(Data excerpts)
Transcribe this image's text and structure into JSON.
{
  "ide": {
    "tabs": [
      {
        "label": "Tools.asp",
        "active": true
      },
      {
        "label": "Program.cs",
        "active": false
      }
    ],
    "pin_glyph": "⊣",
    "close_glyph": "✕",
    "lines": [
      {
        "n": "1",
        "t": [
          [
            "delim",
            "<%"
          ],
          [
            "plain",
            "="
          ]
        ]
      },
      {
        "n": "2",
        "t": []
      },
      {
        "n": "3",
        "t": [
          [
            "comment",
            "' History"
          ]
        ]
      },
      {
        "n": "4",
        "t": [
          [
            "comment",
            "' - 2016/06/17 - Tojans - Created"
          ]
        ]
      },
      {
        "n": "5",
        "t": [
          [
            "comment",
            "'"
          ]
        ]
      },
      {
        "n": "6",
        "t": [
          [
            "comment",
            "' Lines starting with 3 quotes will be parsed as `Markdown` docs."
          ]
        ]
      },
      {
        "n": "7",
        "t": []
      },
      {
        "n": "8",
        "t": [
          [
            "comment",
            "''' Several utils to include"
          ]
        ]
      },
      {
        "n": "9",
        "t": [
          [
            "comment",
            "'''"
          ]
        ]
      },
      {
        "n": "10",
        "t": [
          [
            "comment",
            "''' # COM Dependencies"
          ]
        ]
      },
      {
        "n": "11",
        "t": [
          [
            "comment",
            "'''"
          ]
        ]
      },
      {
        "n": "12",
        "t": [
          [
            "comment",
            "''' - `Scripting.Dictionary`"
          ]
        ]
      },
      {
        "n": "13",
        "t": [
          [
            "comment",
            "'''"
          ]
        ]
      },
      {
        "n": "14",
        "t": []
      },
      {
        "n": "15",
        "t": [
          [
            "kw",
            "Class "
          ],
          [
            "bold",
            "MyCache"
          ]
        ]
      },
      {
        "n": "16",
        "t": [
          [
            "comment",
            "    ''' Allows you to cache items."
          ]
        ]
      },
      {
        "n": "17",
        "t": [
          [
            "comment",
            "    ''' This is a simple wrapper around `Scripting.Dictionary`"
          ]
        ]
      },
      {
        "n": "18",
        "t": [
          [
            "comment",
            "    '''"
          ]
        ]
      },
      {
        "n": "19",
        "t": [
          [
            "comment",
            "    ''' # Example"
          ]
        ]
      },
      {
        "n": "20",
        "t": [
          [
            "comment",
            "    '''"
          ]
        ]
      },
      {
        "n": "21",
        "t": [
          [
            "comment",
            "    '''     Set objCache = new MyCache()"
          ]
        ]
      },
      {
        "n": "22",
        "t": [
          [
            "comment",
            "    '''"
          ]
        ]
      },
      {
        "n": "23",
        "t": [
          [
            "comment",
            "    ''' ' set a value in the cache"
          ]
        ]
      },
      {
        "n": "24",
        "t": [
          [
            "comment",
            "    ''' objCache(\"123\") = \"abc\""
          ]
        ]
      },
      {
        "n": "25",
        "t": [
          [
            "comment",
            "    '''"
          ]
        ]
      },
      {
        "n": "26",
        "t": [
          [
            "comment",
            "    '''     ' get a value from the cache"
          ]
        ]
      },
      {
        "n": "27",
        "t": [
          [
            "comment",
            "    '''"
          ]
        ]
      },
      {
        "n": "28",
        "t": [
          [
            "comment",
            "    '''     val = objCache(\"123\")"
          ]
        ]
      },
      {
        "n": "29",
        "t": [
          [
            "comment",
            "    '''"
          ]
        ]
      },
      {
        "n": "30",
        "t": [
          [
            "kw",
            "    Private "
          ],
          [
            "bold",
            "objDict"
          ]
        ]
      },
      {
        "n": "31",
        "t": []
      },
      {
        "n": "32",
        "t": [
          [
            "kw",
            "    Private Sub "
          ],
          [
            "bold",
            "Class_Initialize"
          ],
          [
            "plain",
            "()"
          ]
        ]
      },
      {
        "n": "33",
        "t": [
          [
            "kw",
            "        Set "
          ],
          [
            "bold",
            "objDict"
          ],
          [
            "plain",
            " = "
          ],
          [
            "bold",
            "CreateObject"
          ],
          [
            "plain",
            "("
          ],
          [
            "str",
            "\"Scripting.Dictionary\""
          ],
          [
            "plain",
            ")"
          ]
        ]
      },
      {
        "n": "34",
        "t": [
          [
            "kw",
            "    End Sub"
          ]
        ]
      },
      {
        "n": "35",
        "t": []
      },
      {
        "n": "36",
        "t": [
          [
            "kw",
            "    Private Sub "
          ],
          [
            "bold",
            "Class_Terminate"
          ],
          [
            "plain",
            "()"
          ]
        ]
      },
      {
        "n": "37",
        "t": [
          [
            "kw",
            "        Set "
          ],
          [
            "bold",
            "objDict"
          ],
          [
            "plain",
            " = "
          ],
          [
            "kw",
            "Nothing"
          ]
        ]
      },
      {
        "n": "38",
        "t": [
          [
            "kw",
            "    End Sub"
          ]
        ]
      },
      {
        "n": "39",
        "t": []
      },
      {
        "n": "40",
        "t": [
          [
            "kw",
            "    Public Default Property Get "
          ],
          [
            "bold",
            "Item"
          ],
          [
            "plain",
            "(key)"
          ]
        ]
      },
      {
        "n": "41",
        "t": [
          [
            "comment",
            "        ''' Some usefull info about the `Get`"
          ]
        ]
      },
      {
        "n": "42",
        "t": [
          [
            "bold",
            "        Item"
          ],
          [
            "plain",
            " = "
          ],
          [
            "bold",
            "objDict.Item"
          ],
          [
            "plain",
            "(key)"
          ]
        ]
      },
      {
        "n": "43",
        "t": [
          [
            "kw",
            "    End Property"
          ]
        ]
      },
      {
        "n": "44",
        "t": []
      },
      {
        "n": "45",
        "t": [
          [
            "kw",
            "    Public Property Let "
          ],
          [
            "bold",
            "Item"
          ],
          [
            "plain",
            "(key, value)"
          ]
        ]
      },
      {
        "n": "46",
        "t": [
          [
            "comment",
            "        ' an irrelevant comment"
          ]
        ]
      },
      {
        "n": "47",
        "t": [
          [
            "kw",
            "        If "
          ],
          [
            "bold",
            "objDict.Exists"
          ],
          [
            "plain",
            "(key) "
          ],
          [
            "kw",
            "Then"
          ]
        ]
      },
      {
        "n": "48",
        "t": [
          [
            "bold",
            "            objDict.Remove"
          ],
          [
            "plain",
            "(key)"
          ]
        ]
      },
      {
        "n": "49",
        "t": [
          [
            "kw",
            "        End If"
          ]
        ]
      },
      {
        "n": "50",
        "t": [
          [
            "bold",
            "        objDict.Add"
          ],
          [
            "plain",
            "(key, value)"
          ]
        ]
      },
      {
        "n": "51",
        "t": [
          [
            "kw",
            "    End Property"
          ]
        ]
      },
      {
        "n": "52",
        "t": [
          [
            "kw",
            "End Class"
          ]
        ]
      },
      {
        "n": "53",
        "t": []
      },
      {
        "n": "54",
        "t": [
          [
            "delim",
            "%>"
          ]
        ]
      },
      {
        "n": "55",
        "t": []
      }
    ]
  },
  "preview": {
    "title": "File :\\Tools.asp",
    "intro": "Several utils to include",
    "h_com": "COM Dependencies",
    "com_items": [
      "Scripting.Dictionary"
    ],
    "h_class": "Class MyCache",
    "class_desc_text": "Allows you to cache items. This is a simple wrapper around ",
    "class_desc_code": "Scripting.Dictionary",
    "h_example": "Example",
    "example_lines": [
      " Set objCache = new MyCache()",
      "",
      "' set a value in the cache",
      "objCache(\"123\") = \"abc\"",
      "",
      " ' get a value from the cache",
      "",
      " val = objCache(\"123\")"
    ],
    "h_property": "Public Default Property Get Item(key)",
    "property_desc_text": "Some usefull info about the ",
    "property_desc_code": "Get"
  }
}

> **What the task requires**:
Restate each record exactly as written.

> **Finished exercise**:
Transcribe this image's text and structure into JSON.
{
  "ide": {
    "tabs": [
      {
        "label": "Tools.asp",
        "active": true
      },
      {
        "label": "Program.cs",
        "active": false
      }
    ],
    "pin_glyph": "⊣",
    "close_glyph": "✕",
    "lines": [
      {
        "n": "1",
        "t": [
          [
            "delim",
            "<%"
          ],
          [
            "plain",
            "="
          ]
        ]
      },
      {
        "n": "2",
        "t": []
      },
      {
        "n": "3",
        "t": [
          [
            "comment",
            "' History"
          ]
        ]
      },
      {
        "n": "4",
        "t": [
          [
            "comment",
            "' - 2016/06/17 - Tojans - Created"
          ]
        ]
      },
      {
        "n": "5",
        "t": [
          [
            "comment",
            "'"
          ]
        ]
      },
      {
        "n": "6",
        "t": [
          [
            "comment",
            "' Lines starting with 3 quotes will be parsed as `Markdown` docs."
          ]
        ]
      },
      {
        "n": "7",
        "t": []
      },
      {
        "n": "8",
        "t": [
          [
            "comment",
            "''' Several utils to include"
          ]
        ]
      },
      {
        "n": "9",
        "t": [
          [
            "comment",
            "'''"
          ]
        ]
      },
      {
        "n": "10",
        "t": [
          [
            "comment",
            "''' # COM Dependencies"
          ]
        ]
      },
      {
        "n": "11",
        "t": [
          [
            "comment",
            "'''"
          ]
        ]
      },
      {
        "n": "12",
        "t": [
          [
            "comment",
            "''' - `Scripting.Dictionary`"
          ]
        ]
      },
      {
        "n": "13",
        "t": [
          [
            "comment",
            "'''"
          ]
        ]
      },
      {
        "n": "14",
        "t": []
      },
      {
        "n": "15",
        "t": [
          [
            "kw",
            "Class "
          ],
          [
            "bold",
            "MyCache"
          ]
        ]
      },
      {
        "n": "16",
        "t": [
          [
            "comment",
            "    ''' Allows you to cache items."
          ]
        ]
      },
      {
        "n": "17",
        "t": [
          [
            "comment",
            "    ''' This is a simple wrapper around `Scripting.Dictionary`"
          ]
        ]
      },
      {
        "n": "18",
        "t": [
          [
            "comment",
            "    '''"
          ]
        ]
      },
      {
        "n": "19",
        "t": [
          [
            "comment",
            "    ''' # Example"
          ]
        ]
      },
      {
        "n": "20",
        "t": [
          [
            "comment",
            "    '''"
          ]
        ]
      },
      {
        "n": "21",
        "t": [
          [
            "comment",
            "    '''     Set objCache = new MyCache()"
          ]
        ]
      },
      {
        "n": "22",
        "t": [
          [
            "comment",
            "    '''"
          ]
        ]
      },
      {
        "n": "23",
        "t": [
          [
            "comment",
            "    ''' ' set a value in the cache"
          ]
        ]
      },
      {
        "n": "24",
        "t": [
          [
            "comment",
            "    ''' objCache(\"123\") = \"abc\""
          ]
        ]
      },
      {
        "n": "25",
        "t": [
          [
            "comment",
            "    '''"
          ]
        ]
      },
      {
        "n": "26",
        "t": [
          [
            "comment",
            "    '''     ' get a value from the cache"
          ]
        ]
      },
      {
        "n": "27",
        "t": [
          [
            "comment",
            "    '''"
          ]
        ]
      },
      {
        "n": "28",
        "t": [
          [
            "comment",
            "    '''     val = objCache(\"123\")"
          ]
        ]
      },
      {
        "n": "29",
        "t": [
          [
            "comment",
            "    '''"
          ]
        ]
      },
      {
        "n": "30",
        "t": [
          [
            "kw",
            "    Private "
          ],
          [
            "bold",
            "objDict"
          ]
        ]
      },
      {
        "n": "31",
        "t": []
      },
      {
        "n": "32",
        "t": [
          [
            "kw",
            "    Private Sub "
          ],
          [
            "bold",
            "Class_Initialize"
          ],
          [
            "plain",
            "()"
          ]
        ]
      },
      {
        "n": "33",
        "t": [
          [
            "kw",
            "        Set "
          ],
          [
            "bold",
            "objDict"
          ],
          [
            "plain",
            " = "
          ],
          [
            "bold",
            "CreateObject"
          ],
          [
            "plain",
            "("
          ],
          [
            "str",
            "\"Scripting.Dictionary\""
          ],
          [
            "plain",
            ")"
          ]
        ]
      },
      {
        "n": "34",
        "t": [
          [
            "kw",
            "    End Sub"
          ]
        ]
      },
      {
        "n": "35",
        "t": []
      },
      {
        "n": "36",
        "t": [
          [
            "kw",
            "    Private Sub "
          ],
          [
            "bold",
            "Class_Terminate"
          ],
          [
            "plain",
            "()"
          ]
        ]
      },
      {
        "n": "37",
        "t": [
          [
            "kw",
            "        Set "
          ],
          [
            "bold",
            "objDict"
          ],
          [
            "plain",
            " = "
          ],
          [
            "kw",
            "Nothing"
          ]
        ]
      },
      {
        "n": "38",
        "t": [
          [
            "kw",
            "    End Sub"
          ]
        ]
      },
      {
        "n": "39",
        "t": []
      },
      {
        "n": "40",
        "t": [
          [
            "kw",
            "    Public Default Property Get "
          ],
          [
            "bold",
            "Item"
          ],
          [
            "plain",
            "(key)"
          ]
        ]
      },
      {
        "n": "41",
        "t": [
          [
            "comment",
            "        ''' Some usefull info about the `Get`"
          ]
        ]
      },
      {
        "n": "42",
        "t": [
          [
            "bold",
            "        Item"
          ],
          [
            "plain",
            " = "
          ],
          [
            "bold",
            "objDict.Item"
          ],
          [
            "plain",
            "(key)"
          ]
        ]
      },
      {
        "n": "43",
        "t": [
          [
            "kw",
            "    End Property"
          ]
        ]
      },
      {
        "n": "44",
        "t": []
      },
      {
        "n": "45",
        "t": [
          [
            "kw",
            "    Public Property Let "
          ],
          [
            "bold",
            "Item"
          ],
          [
            "plain",
            "(key, value)"
          ]
        ]
      },
      {
        "n": "46",
        "t": [
          [
            "comment",
            "        ' an irrelevant comment"
          ]
        ]
      },
      {
        "n": "47",
        "t": [
          [
            "kw",
            "        If "
          ],
          [
            "bold",
            "objDict.Exists"
          ],
          [
            "plain",
            "(key) "
          ],
          [
            "kw",
            "Then"
          ]
        ]
      },
      {
        "n": "48",
        "t": [
          [
            "bold",
            "            objDict.Remove"
          ],
          [
            "plain",
            "(key)"
          ]
        ]
      },
      {
        "n": "49",
        "t": [
          [
            "kw",
            "        End If"
          ]
        ]
      },
      {
        "n": "50",
        "t": [
          [
            "bold",
            "        objDict.Add"
          ],
          [
            "plain",
            "(key, value)"
          ]
        ]
      },
      {
        "n": "51",
        "t": [
          [
            "kw",
            "    End Property"
          ]
        ]
      },
      {
        "n": "52",
        "t": [
          [
            "kw",
            "End Class"
          ]
        ]
      },
      {
        "n": "53",
        "t": []
      },
      {
        "n": "54",
        "t": [
          [
            "delim",
            "%>"
          ]
        ]
      },
      {
        "n": "55",
        "t": []
      }
    ]
  },
  "preview": {
    "title": "File :\\Tools.asp",
    "intro": "Several utils to include",
    "h_com": "COM Dependencies",
    "com_items": [
      "Scripting.Dictionary"
    ],
    "h_class": "Class MyCache",
    "class_desc_text": "Allows you to cache items. This is a simple wrapper around ",
    "class_desc_code": "Scripting.Dictionary",
    "h_example": "Example",
    "example_lines": [
      " Set objCache = new MyCache()",
      "",
      "' set a value in the cache",
      "objCache(\"123\") = \"abc\"",
      "",
      " ' get a value from the cache",
      "",
      " val = objCache(\"123\")"
    ],
    "h_property": "Public Default Property Get Item(key)",
    "property_desc_text": "Some usefull info about the ",
    "property_desc_code": "Get"
  }
}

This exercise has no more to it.